[Start of Record excerpts]
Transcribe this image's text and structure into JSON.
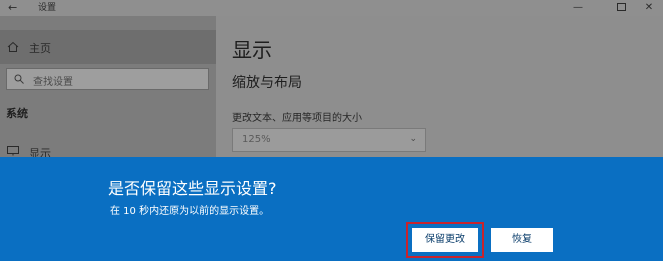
{
  "window": {
    "title": "设置",
    "back_icon": "←",
    "minimize_icon": "—",
    "close_icon": "✕"
  },
  "sidebar": {
    "home_label": "主页",
    "search_placeholder": "查找设置",
    "section_label": "系统",
    "display_label": "显示"
  },
  "main": {
    "page_title": "显示",
    "subtitle": "缩放与布局",
    "field_label": "更改文本、应用等项目的大小",
    "dropdown_value": "125%",
    "dropdown_chevron": "⌄"
  },
  "dialog": {
    "title": "是否保留这些显示设置?",
    "message": "在 10 秒内还原为以前的显示设置。",
    "keep_button": "保留更改",
    "revert_button": "恢复",
    "background_color": "#0a6fc2",
    "highlight_color": "#c8232c"
  }
}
[End of Record excerpts]
▶ **What you need to do**
Reproduce the material above in full, exactly, with no images.

▶ **The response**
Transcribe this image's text and structure into JSON.
{
  "window": {
    "title": "设置",
    "back_icon": "←",
    "minimize_icon": "—",
    "close_icon": "✕"
  },
  "sidebar": {
    "home_label": "主页",
    "search_placeholder": "查找设置",
    "section_label": "系统",
    "display_label": "显示"
  },
  "main": {
    "page_title": "显示",
    "subtitle": "缩放与布局",
    "field_label": "更改文本、应用等项目的大小",
    "dropdown_value": "125%",
    "dropdown_chevron": "⌄"
  },
  "dialog": {
    "title": "是否保留这些显示设置?",
    "message": "在 10 秒内还原为以前的显示设置。",
    "keep_button": "保留更改",
    "revert_button": "恢复",
    "background_color": "#0a6fc2",
    "highlight_color": "#c8232c"
  }
}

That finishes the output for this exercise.